• **Activity**:
Search each line of the data for the word "sommaren"; copy every line where it is found.

══════

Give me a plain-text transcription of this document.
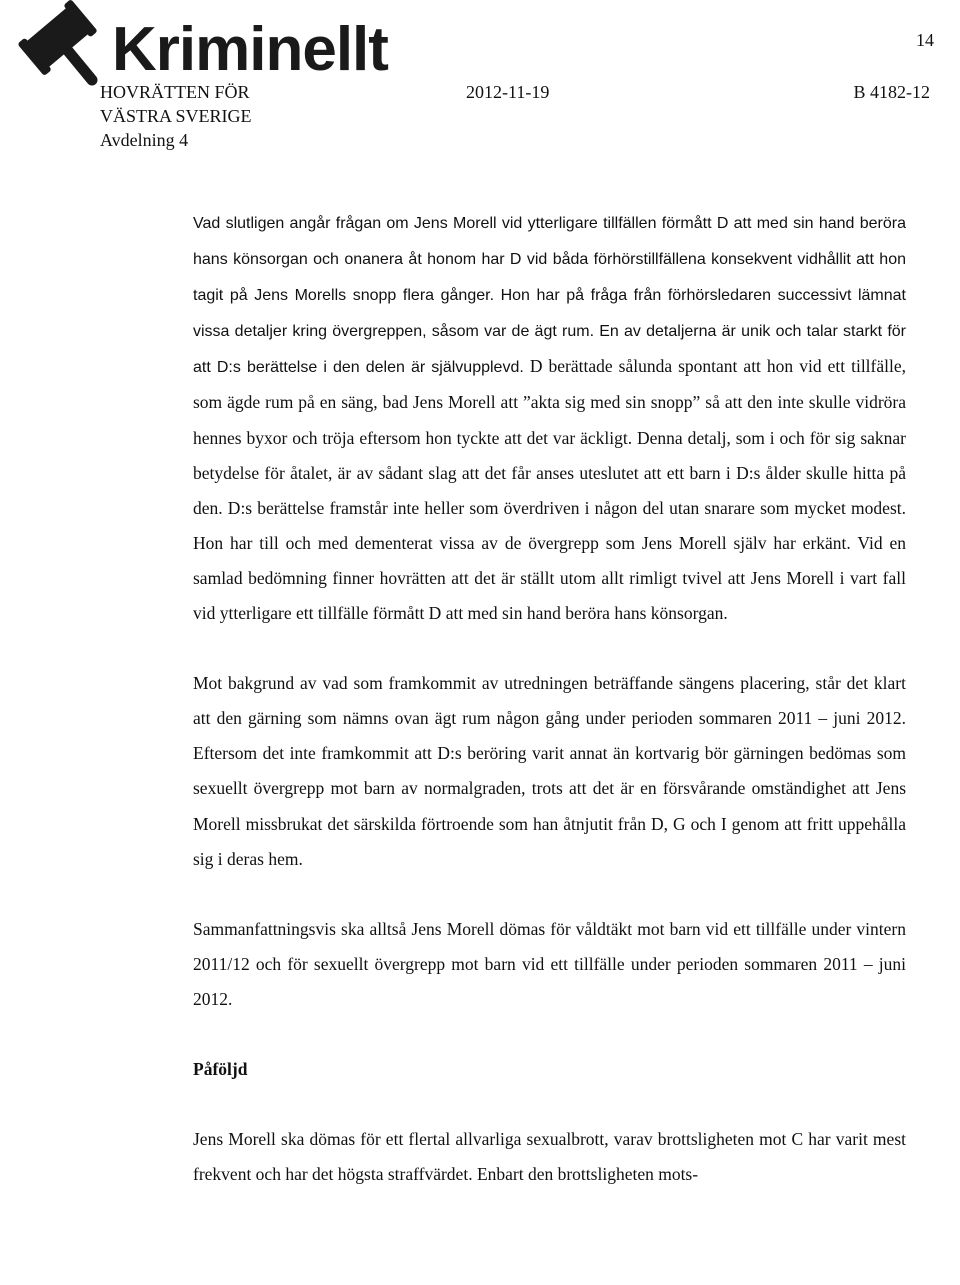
Kriminellt	14
HOVRÄTTEN FÖR	2012-11-19	B 4182-12
VÄSTRA SVERIGE
Avdelning 4

Vad slutligen angår frågan om Jens Morell vid ytterligare tillfällen förmått D att med sin hand beröra hans könsorgan och onanera åt honom har D vid båda förhörstillfällena konsekvent vidhållit att hon tagit på Jens Morells snopp flera gånger. Hon har på fråga från förhörsledaren successivt lämnat vissa detaljer kring övergreppen, såsom var de ägt rum. En av detaljerna är unik och talar starkt för att D:s berättelse i den delen är självupplevd. D berättade sålunda spontant att hon vid ett tillfälle, som ägde rum på en säng, bad Jens Morell att ”akta sig med sin snopp” så att den inte skulle vidröra hennes byxor och tröja eftersom hon tyckte att det var äckligt. Denna detalj, som i och för sig saknar betydelse för åtalet, är av sådant slag att det får anses uteslutet att ett barn i D:s ålder skulle hitta på den. D:s berättelse framstår inte heller som överdriven i någon del utan snarare som mycket modest. Hon har till och med dementerat vissa av de övergrepp som Jens Morell själv har erkänt. Vid en samlad bedömning finner hovrätten att det är ställt utom allt rimligt tvivel att Jens Morell i vart fall vid ytterligare ett tillfälle förmått D att med sin hand beröra hans könsorgan.

Mot bakgrund av vad som framkommit av utredningen beträffande sängens placering, står det klart att den gärning som nämns ovan ägt rum någon gång under perioden sommaren 2011 – juni 2012. Eftersom det inte framkommit att D:s beröring varit annat än kortvarig bör gärningen bedömas som sexuellt övergrepp mot barn av normalgraden, trots att det är en försvårande omständighet att Jens Morell missbrukat det särskilda förtroende som han åtnjutit från D, G och I genom att fritt uppehålla sig i deras hem.

Sammanfattningsvis ska alltså Jens Morell dömas för våldtäkt mot barn vid ett tillfälle under vintern 2011/12 och för sexuellt övergrepp mot barn vid ett tillfälle under perioden sommaren 2011 – juni 2012.

Påföljd

Jens Morell ska dömas för ett flertal allvarliga sexualbrott, varav brottsligheten mot C har varit mest frekvent och har det högsta straffvärdet. Enbart den brottsligheten mots-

══════

• **Solution to this exercise**:
Mot bakgrund av vad som framkommit av utredningen beträffande sängens placering, står det klart att den gärning som nämns ovan ägt rum någon gång under perioden sommaren 2011 – juni 2012. Eftersom det inte framkommit att D:s beröring varit annat än kortvarig bör gärningen bedömas som sexuellt övergrepp mot barn av normalgraden, trots att det är en försvårande omständighet att Jens Morell missbrukat det särskilda förtroende som han åtnjutit från D, G och I genom att fritt uppehålla sig i deras hem.
Sammanfattningsvis ska alltså Jens Morell dömas för våldtäkt mot barn vid ett tillfälle under vintern 2011/12 och för sexuellt övergrepp mot barn vid ett tillfälle under perioden sommaren 2011 – juni 2012.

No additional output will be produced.